*** Supplied information Section Begins ***

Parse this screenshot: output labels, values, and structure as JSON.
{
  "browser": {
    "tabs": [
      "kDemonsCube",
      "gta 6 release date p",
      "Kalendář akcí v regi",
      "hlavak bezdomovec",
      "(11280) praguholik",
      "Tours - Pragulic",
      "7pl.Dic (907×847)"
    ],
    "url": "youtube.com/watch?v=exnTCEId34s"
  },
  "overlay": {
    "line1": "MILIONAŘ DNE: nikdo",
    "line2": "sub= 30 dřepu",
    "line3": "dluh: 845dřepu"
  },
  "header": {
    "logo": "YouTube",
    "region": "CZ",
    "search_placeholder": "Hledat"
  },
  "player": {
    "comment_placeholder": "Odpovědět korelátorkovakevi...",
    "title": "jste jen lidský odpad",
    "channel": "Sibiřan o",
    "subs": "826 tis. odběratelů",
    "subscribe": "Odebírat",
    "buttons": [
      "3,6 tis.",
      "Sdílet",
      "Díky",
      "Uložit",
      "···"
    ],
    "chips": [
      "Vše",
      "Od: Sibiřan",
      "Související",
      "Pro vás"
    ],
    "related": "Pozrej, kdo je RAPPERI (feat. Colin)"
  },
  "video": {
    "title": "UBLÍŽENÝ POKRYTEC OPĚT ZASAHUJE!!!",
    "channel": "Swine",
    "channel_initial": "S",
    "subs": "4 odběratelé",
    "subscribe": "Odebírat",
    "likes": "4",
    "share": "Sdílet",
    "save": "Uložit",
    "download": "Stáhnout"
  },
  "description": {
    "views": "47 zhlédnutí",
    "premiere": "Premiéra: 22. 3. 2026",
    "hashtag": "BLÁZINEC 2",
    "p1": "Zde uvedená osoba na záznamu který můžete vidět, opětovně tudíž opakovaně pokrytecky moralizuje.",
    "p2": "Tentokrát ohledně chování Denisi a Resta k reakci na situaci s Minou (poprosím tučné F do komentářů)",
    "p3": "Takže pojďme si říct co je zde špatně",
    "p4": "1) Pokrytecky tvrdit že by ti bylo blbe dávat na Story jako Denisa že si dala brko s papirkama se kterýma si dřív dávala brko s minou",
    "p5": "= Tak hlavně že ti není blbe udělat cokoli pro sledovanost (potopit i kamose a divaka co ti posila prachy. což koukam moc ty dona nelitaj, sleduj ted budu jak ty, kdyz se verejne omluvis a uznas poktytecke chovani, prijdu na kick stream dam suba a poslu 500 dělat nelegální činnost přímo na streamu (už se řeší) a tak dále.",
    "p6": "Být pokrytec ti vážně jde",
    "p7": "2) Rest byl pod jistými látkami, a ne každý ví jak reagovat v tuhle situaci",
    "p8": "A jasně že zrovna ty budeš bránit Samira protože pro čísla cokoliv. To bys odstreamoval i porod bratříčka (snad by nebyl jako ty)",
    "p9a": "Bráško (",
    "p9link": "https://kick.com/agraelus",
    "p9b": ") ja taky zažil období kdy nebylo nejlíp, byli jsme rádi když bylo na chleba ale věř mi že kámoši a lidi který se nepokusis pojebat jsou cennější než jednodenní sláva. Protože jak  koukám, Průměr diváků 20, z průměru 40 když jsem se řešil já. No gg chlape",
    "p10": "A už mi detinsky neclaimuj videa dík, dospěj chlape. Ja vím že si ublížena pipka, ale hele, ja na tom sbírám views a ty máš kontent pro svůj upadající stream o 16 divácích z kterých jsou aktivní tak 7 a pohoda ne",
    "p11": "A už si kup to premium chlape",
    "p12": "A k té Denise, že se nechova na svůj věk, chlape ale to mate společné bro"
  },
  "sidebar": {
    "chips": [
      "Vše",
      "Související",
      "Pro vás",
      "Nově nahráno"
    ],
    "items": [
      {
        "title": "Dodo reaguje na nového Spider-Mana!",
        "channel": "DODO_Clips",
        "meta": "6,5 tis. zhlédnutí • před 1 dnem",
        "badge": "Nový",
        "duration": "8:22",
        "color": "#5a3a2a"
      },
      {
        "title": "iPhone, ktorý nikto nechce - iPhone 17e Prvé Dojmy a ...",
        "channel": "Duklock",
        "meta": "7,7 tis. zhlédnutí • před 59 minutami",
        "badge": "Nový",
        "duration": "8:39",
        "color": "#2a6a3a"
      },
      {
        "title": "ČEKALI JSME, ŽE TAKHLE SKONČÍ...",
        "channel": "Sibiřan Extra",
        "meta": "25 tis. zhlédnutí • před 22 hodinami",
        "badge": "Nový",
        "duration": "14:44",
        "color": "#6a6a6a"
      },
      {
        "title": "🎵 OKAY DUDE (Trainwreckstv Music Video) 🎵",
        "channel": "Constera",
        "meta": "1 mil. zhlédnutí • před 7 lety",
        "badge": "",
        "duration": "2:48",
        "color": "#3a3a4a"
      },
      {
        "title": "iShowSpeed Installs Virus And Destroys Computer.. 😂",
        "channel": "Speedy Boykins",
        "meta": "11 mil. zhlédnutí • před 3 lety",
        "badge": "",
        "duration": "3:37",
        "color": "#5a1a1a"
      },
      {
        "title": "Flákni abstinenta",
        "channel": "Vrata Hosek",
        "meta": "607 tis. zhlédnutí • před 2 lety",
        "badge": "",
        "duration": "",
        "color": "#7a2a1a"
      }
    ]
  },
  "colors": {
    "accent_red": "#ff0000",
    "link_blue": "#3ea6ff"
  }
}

*** Supplied information Section Ends ***

What is being asked: Scan the records above for the word "title" and return every line where it occurs.

The completed task:
    "title": "jste jen lidský odpad",
    "title": "UBLÍŽENÝ POKRYTEC OPĚT ZASAHUJE!!!",
        "title": "Dodo reaguje na nového Spider-Mana!",
        "title": "iPhone, ktorý nikto nechce - iPhone 17e Prvé Dojmy a ...",
        "title": "ČEKALI JSME, ŽE TAKHLE SKONČÍ...",
        "title": "🎵 OKAY DUDE (Trainwreckstv Music Video) 🎵",
        "title": "iShowSpeed Installs Virus And Destroys Computer.. 😂",
        "title": "Flákni abstinenta",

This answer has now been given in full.